Given instruction
Below is a set of records; print all of them exactly as written.
..............................
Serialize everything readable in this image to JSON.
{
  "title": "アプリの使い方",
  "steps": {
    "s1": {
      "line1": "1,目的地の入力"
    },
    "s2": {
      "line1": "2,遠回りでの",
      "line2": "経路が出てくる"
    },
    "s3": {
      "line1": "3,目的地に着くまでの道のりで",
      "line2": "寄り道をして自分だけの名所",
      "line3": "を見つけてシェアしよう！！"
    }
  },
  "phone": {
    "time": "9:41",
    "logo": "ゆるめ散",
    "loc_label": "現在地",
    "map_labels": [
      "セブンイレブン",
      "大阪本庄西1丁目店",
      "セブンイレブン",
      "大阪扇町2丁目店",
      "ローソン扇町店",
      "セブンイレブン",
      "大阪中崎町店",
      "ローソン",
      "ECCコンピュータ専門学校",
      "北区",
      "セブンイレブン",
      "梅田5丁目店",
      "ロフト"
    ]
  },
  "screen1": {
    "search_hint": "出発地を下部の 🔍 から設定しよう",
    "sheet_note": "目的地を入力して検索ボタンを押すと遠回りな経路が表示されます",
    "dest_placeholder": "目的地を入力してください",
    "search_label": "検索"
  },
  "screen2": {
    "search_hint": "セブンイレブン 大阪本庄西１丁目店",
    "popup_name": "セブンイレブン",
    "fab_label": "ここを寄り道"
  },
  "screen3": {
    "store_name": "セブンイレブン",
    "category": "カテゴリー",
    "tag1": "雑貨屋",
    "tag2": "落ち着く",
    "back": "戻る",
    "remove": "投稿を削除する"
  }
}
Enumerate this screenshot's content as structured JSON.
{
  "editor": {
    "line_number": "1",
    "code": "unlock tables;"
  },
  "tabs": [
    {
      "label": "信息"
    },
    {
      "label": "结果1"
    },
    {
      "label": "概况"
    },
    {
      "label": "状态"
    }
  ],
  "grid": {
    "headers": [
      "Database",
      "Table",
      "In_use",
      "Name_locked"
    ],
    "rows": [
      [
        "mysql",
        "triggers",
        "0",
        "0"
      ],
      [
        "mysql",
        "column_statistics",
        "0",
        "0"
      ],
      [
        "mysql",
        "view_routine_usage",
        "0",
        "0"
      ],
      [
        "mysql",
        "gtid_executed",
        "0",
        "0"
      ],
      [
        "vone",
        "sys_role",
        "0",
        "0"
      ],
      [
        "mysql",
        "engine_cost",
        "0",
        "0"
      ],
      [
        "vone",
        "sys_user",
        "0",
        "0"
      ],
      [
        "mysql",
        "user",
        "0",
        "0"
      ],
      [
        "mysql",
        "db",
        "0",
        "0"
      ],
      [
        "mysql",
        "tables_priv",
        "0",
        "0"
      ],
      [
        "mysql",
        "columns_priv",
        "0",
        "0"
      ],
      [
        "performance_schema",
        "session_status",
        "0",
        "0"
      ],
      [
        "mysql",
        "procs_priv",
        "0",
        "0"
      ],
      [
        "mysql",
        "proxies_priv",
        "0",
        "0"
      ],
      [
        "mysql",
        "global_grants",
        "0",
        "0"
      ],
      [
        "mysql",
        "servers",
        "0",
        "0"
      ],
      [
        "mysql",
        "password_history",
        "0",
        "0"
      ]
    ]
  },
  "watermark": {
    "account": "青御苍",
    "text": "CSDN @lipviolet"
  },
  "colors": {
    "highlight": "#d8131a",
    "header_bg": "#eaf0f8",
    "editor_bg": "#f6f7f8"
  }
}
..............................
The response
Serialize everything readable in this image to JSON.
{
  "title": "アプリの使い方",
  "steps": {
    "s1": {
      "line1": "1,目的地の入力"
    },
    "s2": {
      "line1": "2,遠回りでの",
      "line2": "経路が出てくる"
    },
    "s3": {
      "line1": "3,目的地に着くまでの道のりで",
      "line2": "寄り道をして自分だけの名所",
      "line3": "を見つけてシェアしよう！！"
    }
  },
  "phone": {
    "time": "9:41",
    "logo": "ゆるめ散",
    "loc_label": "現在地",
    "map_labels": [
      "セブンイレブン",
      "大阪本庄西1丁目店",
      "セブンイレブン",
      "大阪扇町2丁目店",
      "ローソン扇町店",
      "セブンイレブン",
      "大阪中崎町店",
      "ローソン",
      "ECCコンピュータ専門学校",
      "北区",
      "セブンイレブン",
      "梅田5丁目店",
      "ロフト"
    ]
  },
  "screen1": {
    "search_hint": "出発地を下部の 🔍 から設定しよう",
    "sheet_note": "目的地を入力して検索ボタンを押すと遠回りな経路が表示されます",
    "dest_placeholder": "目的地を入力してください",
    "search_label": "検索"
  },
  "screen2": {
    "search_hint": "セブンイレブン 大阪本庄西１丁目店",
    "popup_name": "セブンイレブン",
    "fab_label": "ここを寄り道"
  },
  "screen3": {
    "store_name": "セブンイレブン",
    "category": "カテゴリー",
    "tag1": "雑貨屋",
    "tag2": "落ち着く",
    "back": "戻る",
    "remove": "投稿を削除する"
  }
}
Enumerate this screenshot's content as structured JSON.
{
  "editor": {
    "line_number": "1",
    "code": "unlock tables;"
  },
  "tabs": [
    {
      "label": "信息"
    },
    {
      "label": "结果1"
    },
    {
      "label": "概况"
    },
    {
      "label": "状态"
    }
  ],
  "grid": {
    "headers": [
      "Database",
      "Table",
      "In_use",
      "Name_locked"
    ],
    "rows": [
      [
        "mysql",
        "triggers",
        "0",
        "0"
      ],
      [
        "mysql",
        "column_statistics",
        "0",
        "0"
      ],
      [
        "mysql",
        "view_routine_usage",
        "0",
        "0"
      ],
      [
        "mysql",
        "gtid_executed",
        "0",
        "0"
      ],
      [
        "vone",
        "sys_role",
        "0",
        "0"
      ],
      [
        "mysql",
        "engine_cost",
        "0",
        "0"
      ],
      [
        "vone",
        "sys_user",
        "0",
        "0"
      ],
      [
        "mysql",
        "user",
        "0",
        "0"
      ],
      [
        "mysql",
        "db",
        "0",
        "0"
      ],
      [
        "mysql",
        "tables_priv",
        "0",
        "0"
      ],
      [
        "mysql",
        "columns_priv",
        "0",
        "0"
      ],
      [
        "performance_schema",
        "session_status",
        "0",
        "0"
      ],
      [
        "mysql",
        "procs_priv",
        "0",
        "0"
      ],
      [
        "mysql",
        "proxies_priv",
        "0",
        "0"
      ],
      [
        "mysql",
        "global_grants",
        "0",
        "0"
      ],
      [
        "mysql",
        "servers",
        "0",
        "0"
      ],
      [
        "mysql",
        "password_history",
        "0",
        "0"
      ]
    ]
  },
  "watermark": {
    "account": "青御苍",
    "text": "CSDN @lipviolet"
  },
  "colors": {
    "highlight": "#d8131a",
    "header_bg": "#eaf0f8",
    "editor_bg": "#f6f7f8"
  }
}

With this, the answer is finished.